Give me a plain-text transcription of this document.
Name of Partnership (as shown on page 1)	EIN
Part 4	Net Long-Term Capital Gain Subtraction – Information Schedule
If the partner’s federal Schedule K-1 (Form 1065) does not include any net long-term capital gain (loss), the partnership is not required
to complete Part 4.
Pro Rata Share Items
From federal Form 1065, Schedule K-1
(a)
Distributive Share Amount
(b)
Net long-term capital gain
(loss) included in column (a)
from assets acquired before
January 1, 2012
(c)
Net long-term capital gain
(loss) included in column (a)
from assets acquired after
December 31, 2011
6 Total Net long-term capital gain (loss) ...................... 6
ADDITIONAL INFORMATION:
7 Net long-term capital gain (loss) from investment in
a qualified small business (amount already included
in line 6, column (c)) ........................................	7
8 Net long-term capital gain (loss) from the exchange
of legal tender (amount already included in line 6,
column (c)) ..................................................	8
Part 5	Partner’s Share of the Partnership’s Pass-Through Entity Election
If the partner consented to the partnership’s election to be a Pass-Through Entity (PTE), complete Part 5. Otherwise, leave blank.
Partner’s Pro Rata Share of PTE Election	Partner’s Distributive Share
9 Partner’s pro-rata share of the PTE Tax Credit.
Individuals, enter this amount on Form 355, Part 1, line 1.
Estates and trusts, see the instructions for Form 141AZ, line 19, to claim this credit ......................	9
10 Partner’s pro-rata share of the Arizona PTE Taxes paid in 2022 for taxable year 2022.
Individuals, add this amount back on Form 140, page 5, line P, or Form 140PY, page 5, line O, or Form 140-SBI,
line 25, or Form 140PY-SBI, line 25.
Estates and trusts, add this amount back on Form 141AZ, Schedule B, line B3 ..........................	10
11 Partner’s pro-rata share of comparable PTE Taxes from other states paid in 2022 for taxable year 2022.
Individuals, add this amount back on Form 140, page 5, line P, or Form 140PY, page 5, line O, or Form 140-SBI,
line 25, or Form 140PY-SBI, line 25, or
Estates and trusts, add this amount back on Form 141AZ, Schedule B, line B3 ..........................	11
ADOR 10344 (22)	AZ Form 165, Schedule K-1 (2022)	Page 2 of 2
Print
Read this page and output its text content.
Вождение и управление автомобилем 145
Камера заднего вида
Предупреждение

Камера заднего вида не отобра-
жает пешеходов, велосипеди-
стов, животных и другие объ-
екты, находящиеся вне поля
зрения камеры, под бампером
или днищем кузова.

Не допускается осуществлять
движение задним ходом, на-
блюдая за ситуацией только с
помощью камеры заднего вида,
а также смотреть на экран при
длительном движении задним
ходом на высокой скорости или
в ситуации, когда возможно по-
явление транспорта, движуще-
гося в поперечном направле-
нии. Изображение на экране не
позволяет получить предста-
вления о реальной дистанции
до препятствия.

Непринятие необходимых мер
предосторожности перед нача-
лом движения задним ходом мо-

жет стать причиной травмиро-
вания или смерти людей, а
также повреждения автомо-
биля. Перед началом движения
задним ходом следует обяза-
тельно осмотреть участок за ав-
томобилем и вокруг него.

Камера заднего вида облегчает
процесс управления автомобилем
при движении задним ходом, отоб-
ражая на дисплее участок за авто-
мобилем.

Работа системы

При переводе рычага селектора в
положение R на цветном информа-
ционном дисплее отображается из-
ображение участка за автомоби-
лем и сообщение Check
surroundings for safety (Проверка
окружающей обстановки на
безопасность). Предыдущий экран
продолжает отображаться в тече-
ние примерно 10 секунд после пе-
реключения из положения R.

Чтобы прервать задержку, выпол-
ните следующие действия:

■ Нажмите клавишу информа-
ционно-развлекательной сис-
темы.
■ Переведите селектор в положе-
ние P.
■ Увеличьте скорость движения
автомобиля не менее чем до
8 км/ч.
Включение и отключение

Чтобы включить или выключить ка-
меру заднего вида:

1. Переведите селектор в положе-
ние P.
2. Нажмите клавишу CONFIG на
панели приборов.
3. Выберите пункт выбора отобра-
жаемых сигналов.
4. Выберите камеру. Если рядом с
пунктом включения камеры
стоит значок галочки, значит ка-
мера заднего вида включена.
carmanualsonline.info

========

• **WHAT IS ASKED**: The data above must be returned in full, exactly as written.

• **RESPONSE BELOW**:
Give me a plain-text transcription of this document.
Name of Partnership (as shown on page 1)	EIN
Part 4	Net Long-Term Capital Gain Subtraction – Information Schedule
If the partner’s federal Schedule K-1 (Form 1065) does not include any net long-term capital gain (loss), the partnership is not required
to complete Part 4.
Pro Rata Share Items
From federal Form 1065, Schedule K-1
(a)
Distributive Share Amount
(b)
Net long-term capital gain
(loss) included in column (a)
from assets acquired before
January 1, 2012
(c)
Net long-term capital gain
(loss) included in column (a)
from assets acquired after
December 31, 2011
6 Total Net long-term capital gain (loss) ...................... 6
ADDITIONAL INFORMATION:
7 Net long-term capital gain (loss) from investment in
a qualified small business (amount already included
in line 6, column (c)) ........................................	7
8 Net long-term capital gain (loss) from the exchange
of legal tender (amount already included in line 6,
column (c)) ..................................................	8
Part 5	Partner’s Share of the Partnership’s Pass-Through Entity Election
If the partner consented to the partnership’s election to be a Pass-Through Entity (PTE), complete Part 5. Otherwise, leave blank.
Partner’s Pro Rata Share of PTE Election	Partner’s Distributive Share
9 Partner’s pro-rata share of the PTE Tax Credit.
Individuals, enter this amount on Form 355, Part 1, line 1.
Estates and trusts, see the instructions for Form 141AZ, line 19, to claim this credit ......................	9
10 Partner’s pro-rata share of the Arizona PTE Taxes paid in 2022 for taxable year 2022.
Individuals, add this amount back on Form 140, page 5, line P, or Form 140PY, page 5, line O, or Form 140-SBI,
line 25, or Form 140PY-SBI, line 25.
Estates and trusts, add this amount back on Form 141AZ, Schedule B, line B3 ..........................	10
11 Partner’s pro-rata share of comparable PTE Taxes from other states paid in 2022 for taxable year 2022.
Individuals, add this amount back on Form 140, page 5, line P, or Form 140PY, page 5, line O, or Form 140-SBI,
line 25, or Form 140PY-SBI, line 25, or
Estates and trusts, add this amount back on Form 141AZ, Schedule B, line B3 ..........................	11
ADOR 10344 (22)	AZ Form 165, Schedule K-1 (2022)	Page 2 of 2
Print
Read this page and output its text content.
Вождение и управление автомобилем 145
Камера заднего вида
Предупреждение

Камера заднего вида не отобра-
жает пешеходов, велосипеди-
стов, животных и другие объ-
екты, находящиеся вне поля
зрения камеры, под бампером
или днищем кузова.

Не допускается осуществлять
движение задним ходом, на-
блюдая за ситуацией только с
помощью камеры заднего вида,
а также смотреть на экран при
длительном движении задним
ходом на высокой скорости или
в ситуации, когда возможно по-
явление транспорта, движуще-
гося в поперечном направле-
нии. Изображение на экране не
позволяет получить предста-
вления о реальной дистанции
до препятствия.

Непринятие необходимых мер
предосторожности перед нача-
лом движения задним ходом мо-

жет стать причиной травмиро-
вания или смерти людей, а
также повреждения автомо-
биля. Перед началом движения
задним ходом следует обяза-
тельно осмотреть участок за ав-
томобилем и вокруг него.

Камера заднего вида облегчает
процесс управления автомобилем
при движении задним ходом, отоб-
ражая на дисплее участок за авто-
мобилем.

Работа системы

При переводе рычага селектора в
положение R на цветном информа-
ционном дисплее отображается из-
ображение участка за автомоби-
лем и сообщение Check
surroundings for safety (Проверка
окружающей обстановки на
безопасность). Предыдущий экран
продолжает отображаться в тече-
ние примерно 10 секунд после пе-
реключения из положения R.

Чтобы прервать задержку, выпол-
ните следующие действия:

■ Нажмите клавишу информа-
ционно-развлекательной сис-
темы.
■ Переведите селектор в положе-
ние P.
■ Увеличьте скорость движения
автомобиля не менее чем до
8 км/ч.
Включение и отключение

Чтобы включить или выключить ка-
меру заднего вида:

1. Переведите селектор в положе-
ние P.
2. Нажмите клавишу CONFIG на
панели приборов.
3. Выберите пункт выбора отобра-
жаемых сигналов.
4. Выберите камеру. Если рядом с
пунктом включения камеры
стоит значок галочки, значит ка-
мера заднего вида включена.
carmanualsonline.info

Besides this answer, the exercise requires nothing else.